* _What you are asked to do_:
Output each entry below as it stands, leaving out every picture.

* _Material to process_:
┌──

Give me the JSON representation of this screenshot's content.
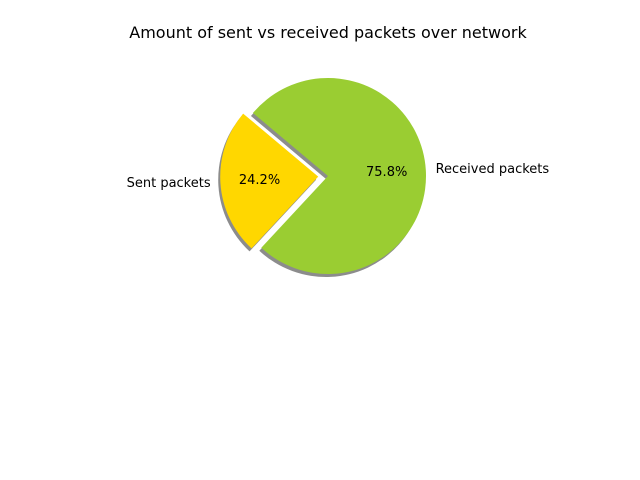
{
  "chart_data": {
    "type": "pie",
    "title": "Amount of sent vs received packets over network",
    "labels": [
      "Sent packets",
      "Received packets"
    ],
    "values": [
      24.2,
      75.8
    ],
    "percent_labels": [
      "24.2%",
      "75.8%"
    ],
    "colors": [
      "#ffd700",
      "#9acd32"
    ],
    "explode": [
      0.1,
      0
    ],
    "shadow": true,
    "start_angle": 140,
    "legend": "none"
  }
}
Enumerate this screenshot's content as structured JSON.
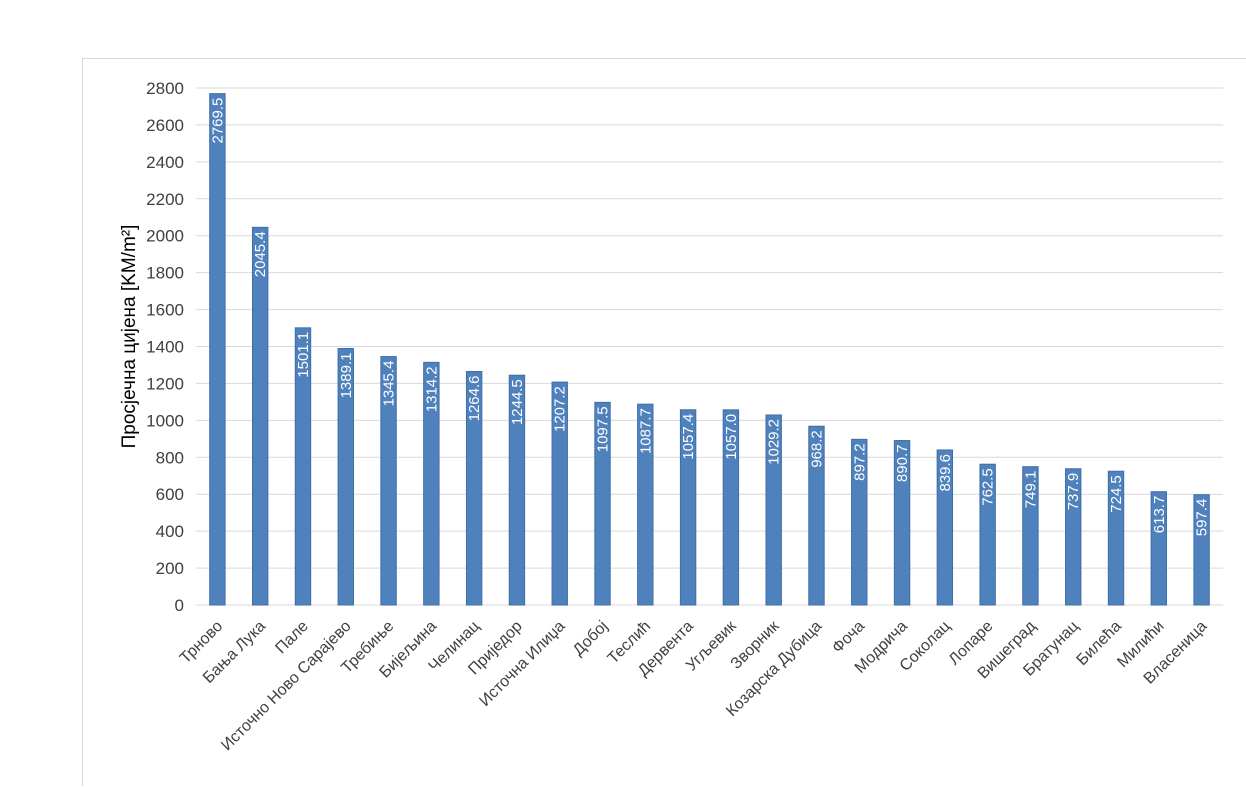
{
  "chart_data": {
    "type": "bar",
    "title": "",
    "xlabel": "",
    "ylabel": "Просјечна цијена [KM/m²]",
    "ylim": [
      0,
      2800
    ],
    "ytick_step": 200,
    "grid": true,
    "bar_color": "#4f81bd",
    "bar_edge_color": "#3f6fa8",
    "grid_color": "#d9d9d9",
    "categories": [
      "Трново",
      "Бања Лука",
      "Пале",
      "Источно Ново Сарајево",
      "Требиње",
      "Бијељина",
      "Челинац",
      "Приједор",
      "Источна Илиџа",
      "Добој",
      "Теслић",
      "Дервента",
      "Угљевик",
      "Зворник",
      "Козарска Дубица",
      "Фоча",
      "Модрича",
      "Соколац",
      "Лопаре",
      "Вишеград",
      "Братунац",
      "Билећа",
      "Милићи",
      "Власеница"
    ],
    "values": [
      2769.5,
      2045.4,
      1501.1,
      1389.1,
      1345.4,
      1314.2,
      1264.6,
      1244.5,
      1207.2,
      1097.5,
      1087.7,
      1057.4,
      1057.0,
      1029.2,
      968.2,
      897.2,
      890.7,
      839.6,
      762.5,
      749.1,
      737.9,
      724.5,
      613.7,
      597.4
    ],
    "data_labels": [
      "2769.5",
      "2045.4",
      "1501.1",
      "1389.1",
      "1345.4",
      "1314.2",
      "1264.6",
      "1244.5",
      "1207.2",
      "1097.5",
      "1087.7",
      "1057.4",
      "1057.0",
      "1029.2",
      "968.2",
      "897.2",
      "890.7",
      "839.6",
      "762.5",
      "749.1",
      "737.9",
      "724.5",
      "613.7",
      "597.4"
    ]
  }
}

└──

* _Output below_:
Give me the JSON representation of this screenshot's content.
{
  "chart_data": {
    "type": "pie",
    "title": "Amount of sent vs received packets over network",
    "labels": [
      "Sent packets",
      "Received packets"
    ],
    "values": [
      24.2,
      75.8
    ],
    "percent_labels": [
      "24.2%",
      "75.8%"
    ],
    "colors": [
      "#ffd700",
      "#9acd32"
    ],
    "explode": [
      0.1,
      0
    ],
    "shadow": true,
    "start_angle": 140,
    "legend": "none"
  }
}
Enumerate this screenshot's content as structured JSON.
{
  "chart_data": {
    "type": "bar",
    "title": "",
    "xlabel": "",
    "ylabel": "Просјечна цијена [KM/m²]",
    "ylim": [
      0,
      2800
    ],
    "ytick_step": 200,
    "grid": true,
    "bar_color": "#4f81bd",
    "bar_edge_color": "#3f6fa8",
    "grid_color": "#d9d9d9",
    "categories": [
      "Трново",
      "Бања Лука",
      "Пале",
      "Источно Ново Сарајево",
      "Требиње",
      "Бијељина",
      "Челинац",
      "Приједор",
      "Источна Илиџа",
      "Добој",
      "Теслић",
      "Дервента",
      "Угљевик",
      "Зворник",
      "Козарска Дубица",
      "Фоча",
      "Модрича",
      "Соколац",
      "Лопаре",
      "Вишеград",
      "Братунац",
      "Билећа",
      "Милићи",
      "Власеница"
    ],
    "values": [
      2769.5,
      2045.4,
      1501.1,
      1389.1,
      1345.4,
      1314.2,
      1264.6,
      1244.5,
      1207.2,
      1097.5,
      1087.7,
      1057.4,
      1057.0,
      1029.2,
      968.2,
      897.2,
      890.7,
      839.6,
      762.5,
      749.1,
      737.9,
      724.5,
      613.7,
      597.4
    ],
    "data_labels": [
      "2769.5",
      "2045.4",
      "1501.1",
      "1389.1",
      "1345.4",
      "1314.2",
      "1264.6",
      "1244.5",
      "1207.2",
      "1097.5",
      "1087.7",
      "1057.4",
      "1057.0",
      "1029.2",
      "968.2",
      "897.2",
      "890.7",
      "839.6",
      "762.5",
      "749.1",
      "737.9",
      "724.5",
      "613.7",
      "597.4"
    ]
  }
}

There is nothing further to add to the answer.